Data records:

┌──

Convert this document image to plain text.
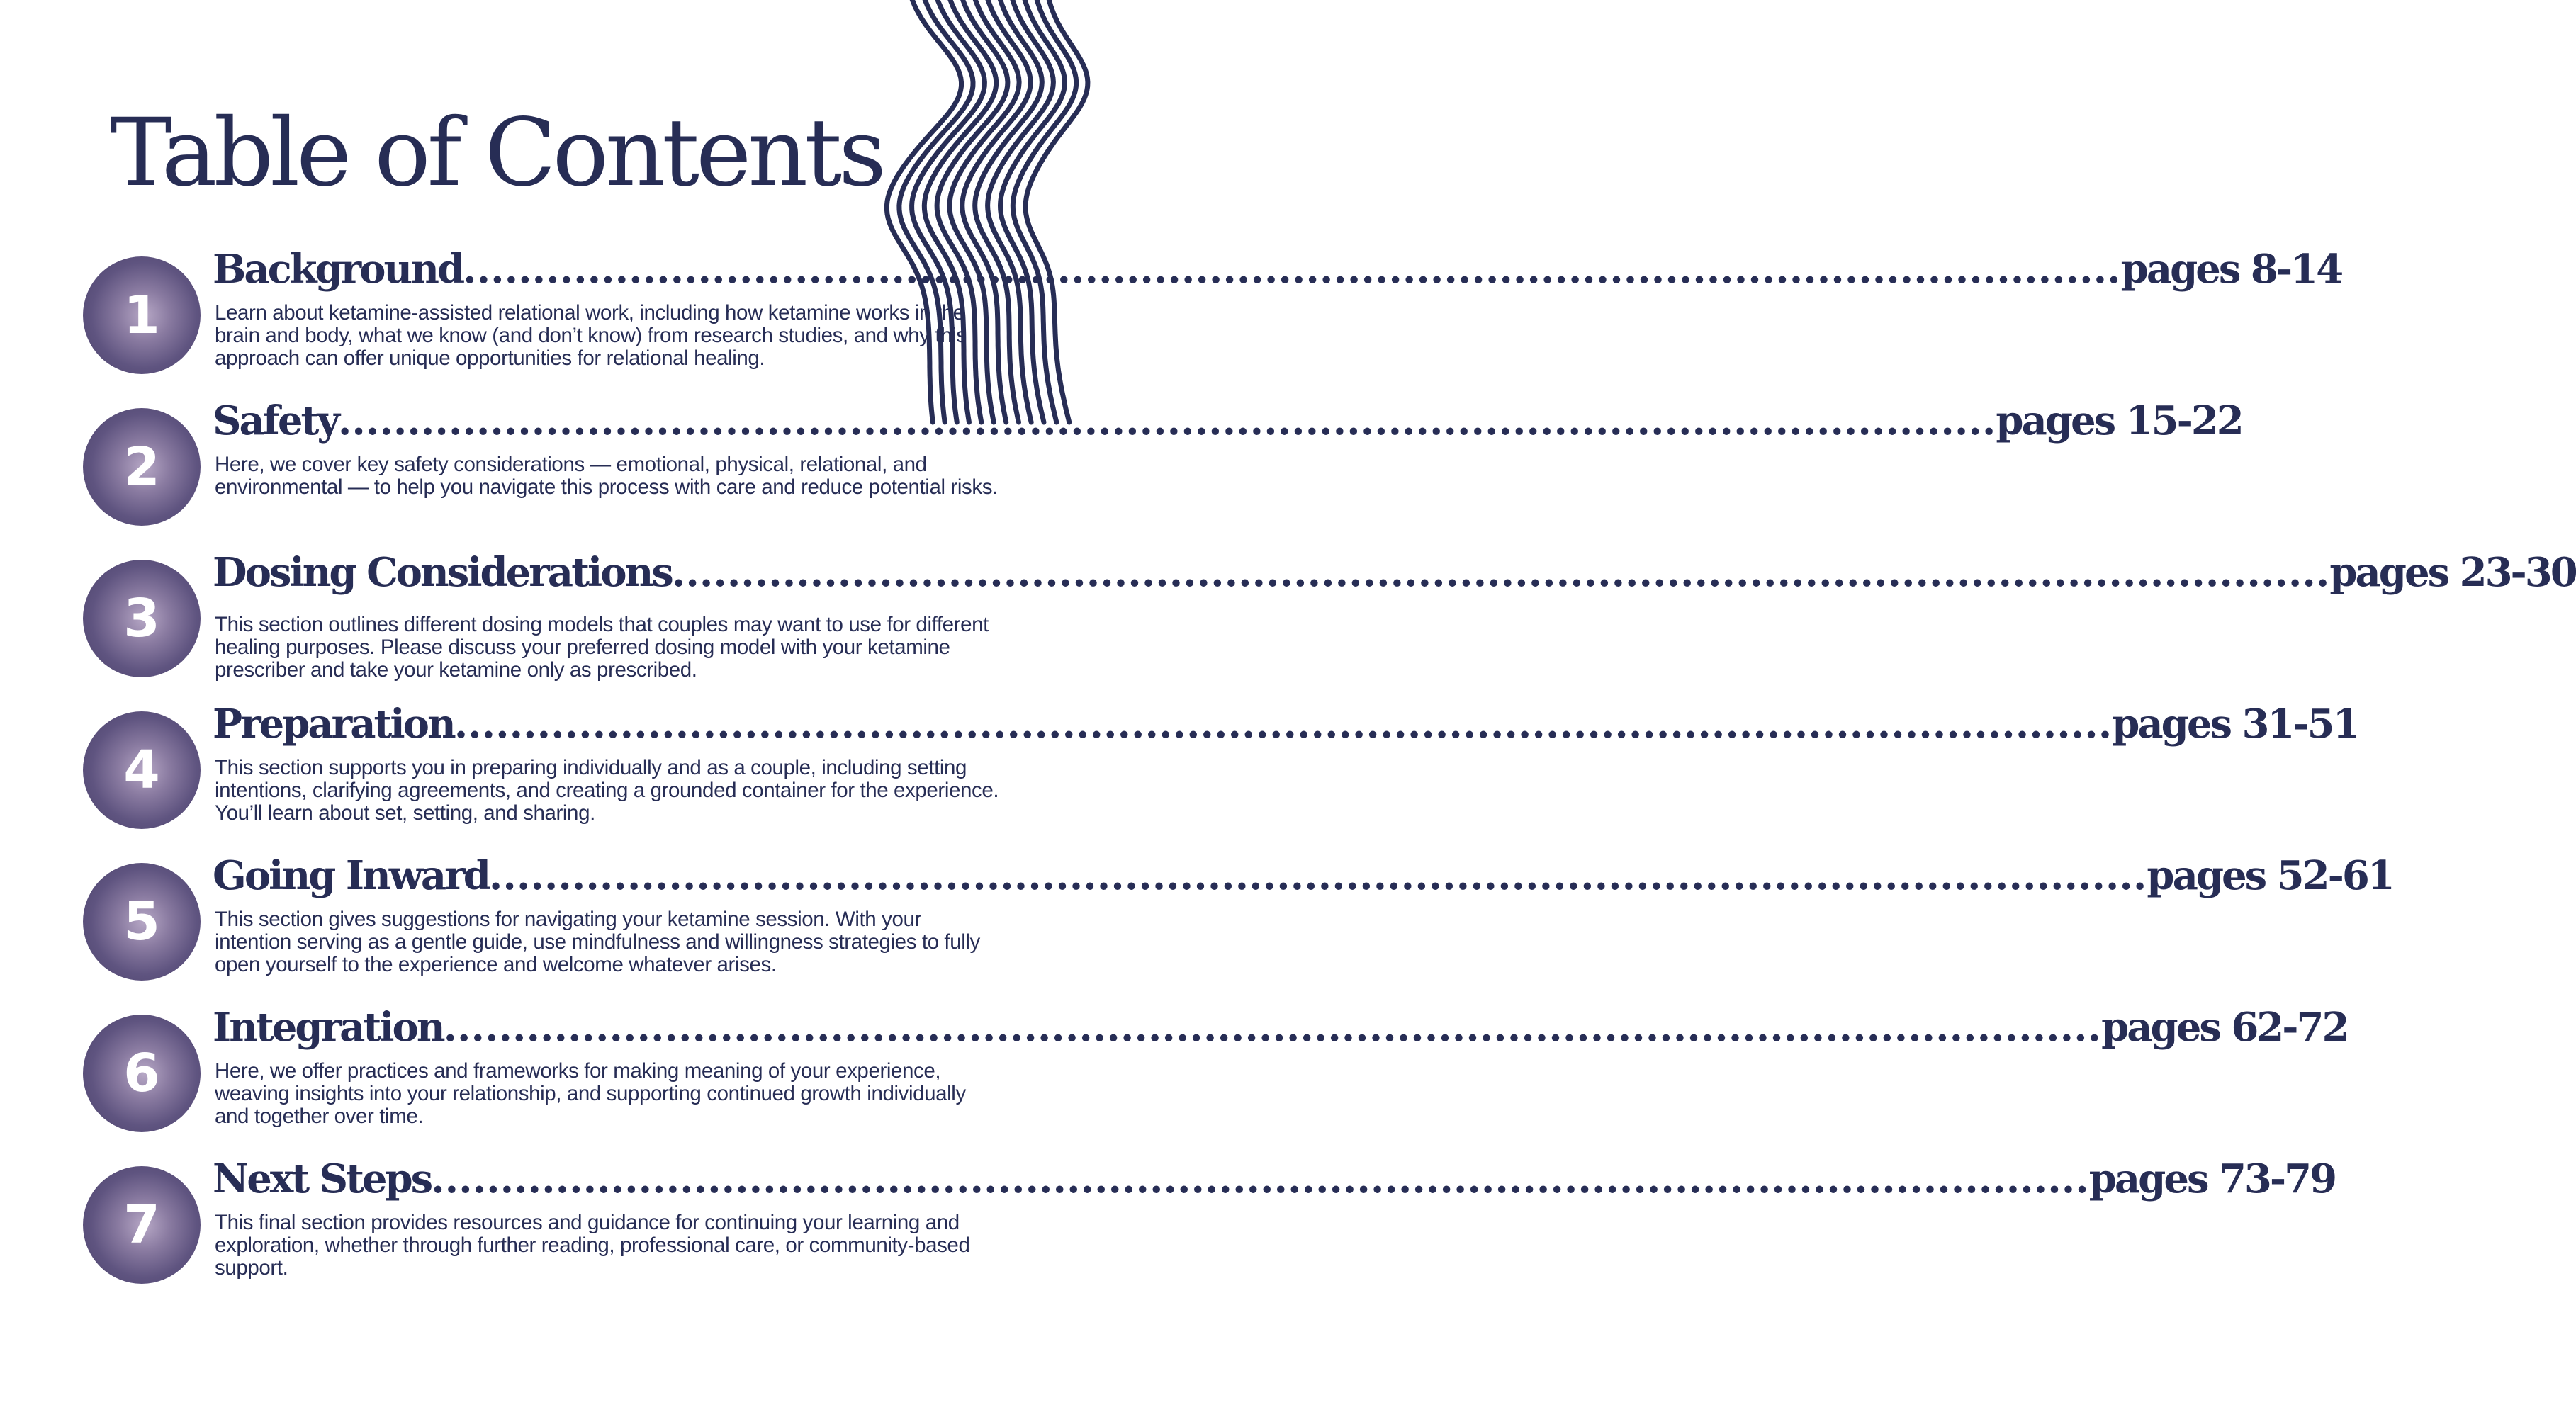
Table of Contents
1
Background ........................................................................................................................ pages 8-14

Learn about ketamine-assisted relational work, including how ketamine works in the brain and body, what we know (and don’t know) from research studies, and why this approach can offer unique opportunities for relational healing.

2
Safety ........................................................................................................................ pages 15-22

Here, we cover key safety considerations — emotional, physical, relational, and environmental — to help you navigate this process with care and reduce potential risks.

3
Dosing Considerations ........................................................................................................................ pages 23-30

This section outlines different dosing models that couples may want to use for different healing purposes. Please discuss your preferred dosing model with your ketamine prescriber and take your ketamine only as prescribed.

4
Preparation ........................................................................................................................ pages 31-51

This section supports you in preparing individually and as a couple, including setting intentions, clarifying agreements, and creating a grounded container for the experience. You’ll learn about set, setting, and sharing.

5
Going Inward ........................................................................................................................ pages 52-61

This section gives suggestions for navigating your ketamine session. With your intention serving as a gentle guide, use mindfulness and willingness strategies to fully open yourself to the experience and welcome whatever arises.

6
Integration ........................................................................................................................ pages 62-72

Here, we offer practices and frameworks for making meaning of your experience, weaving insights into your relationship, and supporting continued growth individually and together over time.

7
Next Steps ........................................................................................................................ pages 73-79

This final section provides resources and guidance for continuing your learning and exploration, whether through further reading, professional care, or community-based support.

└──
┌──

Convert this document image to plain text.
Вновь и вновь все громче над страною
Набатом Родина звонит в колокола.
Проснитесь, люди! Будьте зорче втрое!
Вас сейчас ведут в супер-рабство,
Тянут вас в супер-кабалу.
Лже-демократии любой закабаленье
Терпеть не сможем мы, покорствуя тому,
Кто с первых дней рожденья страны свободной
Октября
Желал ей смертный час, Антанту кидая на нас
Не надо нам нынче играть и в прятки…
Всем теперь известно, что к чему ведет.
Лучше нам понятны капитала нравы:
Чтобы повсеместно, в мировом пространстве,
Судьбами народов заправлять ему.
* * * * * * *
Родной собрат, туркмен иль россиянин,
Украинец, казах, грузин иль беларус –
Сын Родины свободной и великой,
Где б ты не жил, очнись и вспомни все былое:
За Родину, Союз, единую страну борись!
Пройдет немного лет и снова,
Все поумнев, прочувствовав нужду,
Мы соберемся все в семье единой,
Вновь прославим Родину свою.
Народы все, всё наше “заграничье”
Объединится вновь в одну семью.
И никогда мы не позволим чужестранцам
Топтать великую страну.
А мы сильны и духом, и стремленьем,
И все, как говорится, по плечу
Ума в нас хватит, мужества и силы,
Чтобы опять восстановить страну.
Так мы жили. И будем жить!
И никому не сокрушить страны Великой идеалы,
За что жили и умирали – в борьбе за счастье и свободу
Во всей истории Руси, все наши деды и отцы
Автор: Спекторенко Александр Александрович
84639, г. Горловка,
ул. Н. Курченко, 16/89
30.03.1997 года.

└──
┌──

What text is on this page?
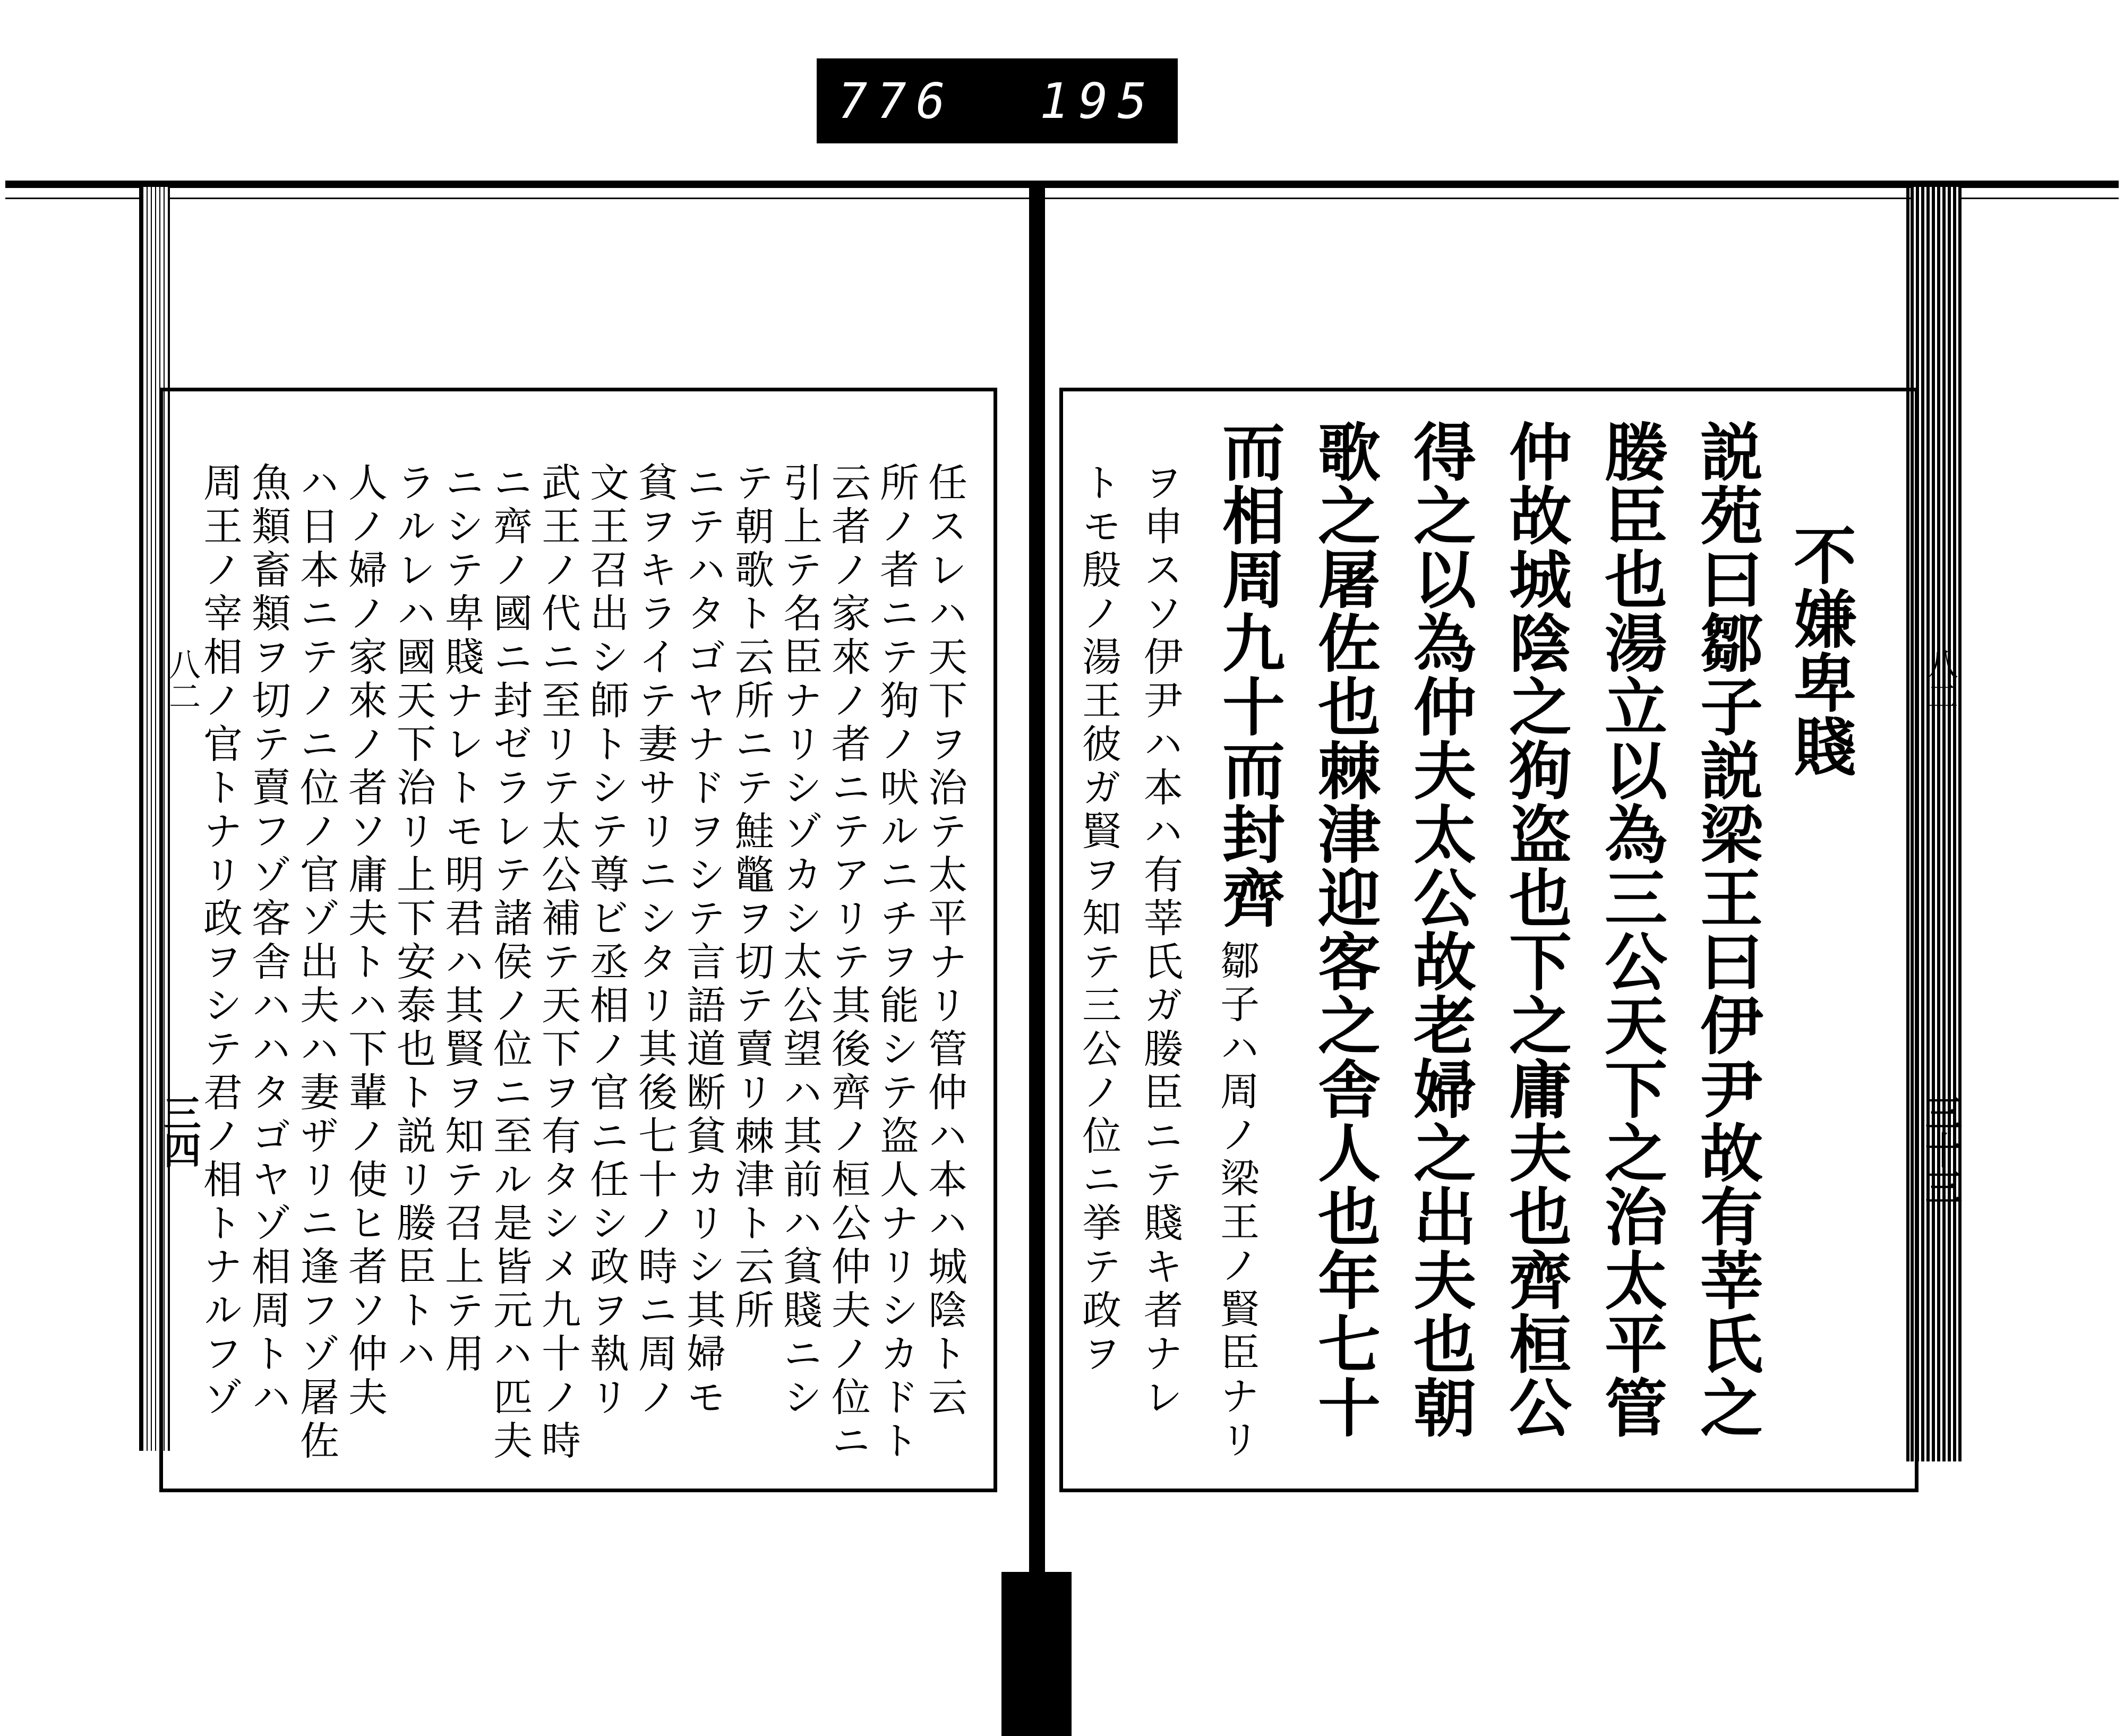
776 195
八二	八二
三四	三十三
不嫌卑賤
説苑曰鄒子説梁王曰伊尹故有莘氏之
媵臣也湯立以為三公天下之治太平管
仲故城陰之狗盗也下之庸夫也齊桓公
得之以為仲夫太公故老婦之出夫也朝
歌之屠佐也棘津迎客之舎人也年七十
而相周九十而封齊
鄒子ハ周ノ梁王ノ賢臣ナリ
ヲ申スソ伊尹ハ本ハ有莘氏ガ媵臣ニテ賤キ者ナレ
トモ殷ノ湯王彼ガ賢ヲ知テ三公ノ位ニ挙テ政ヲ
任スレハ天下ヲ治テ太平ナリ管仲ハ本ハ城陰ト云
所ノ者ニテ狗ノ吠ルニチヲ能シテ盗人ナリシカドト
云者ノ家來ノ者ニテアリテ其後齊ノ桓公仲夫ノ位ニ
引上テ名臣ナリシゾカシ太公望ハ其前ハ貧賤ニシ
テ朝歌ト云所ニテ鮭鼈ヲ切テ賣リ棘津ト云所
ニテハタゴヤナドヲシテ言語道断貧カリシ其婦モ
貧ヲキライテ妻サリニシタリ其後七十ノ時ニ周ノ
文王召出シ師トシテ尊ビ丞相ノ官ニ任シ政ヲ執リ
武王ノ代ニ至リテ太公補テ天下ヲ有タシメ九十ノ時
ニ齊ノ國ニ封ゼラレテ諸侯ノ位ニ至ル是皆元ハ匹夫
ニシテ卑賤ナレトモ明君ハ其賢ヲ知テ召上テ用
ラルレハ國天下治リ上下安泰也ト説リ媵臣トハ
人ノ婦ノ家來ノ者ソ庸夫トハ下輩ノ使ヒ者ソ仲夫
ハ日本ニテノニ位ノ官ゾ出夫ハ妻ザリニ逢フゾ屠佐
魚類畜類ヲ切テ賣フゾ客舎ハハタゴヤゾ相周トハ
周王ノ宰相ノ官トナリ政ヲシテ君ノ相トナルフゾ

└──

**Stated problem**
Using the records above, gather all lines where the string "жили" is present.

**Right answer**
Так мы жили. И будем жить!
За что жили и умирали – в борьбе за счастье и свободу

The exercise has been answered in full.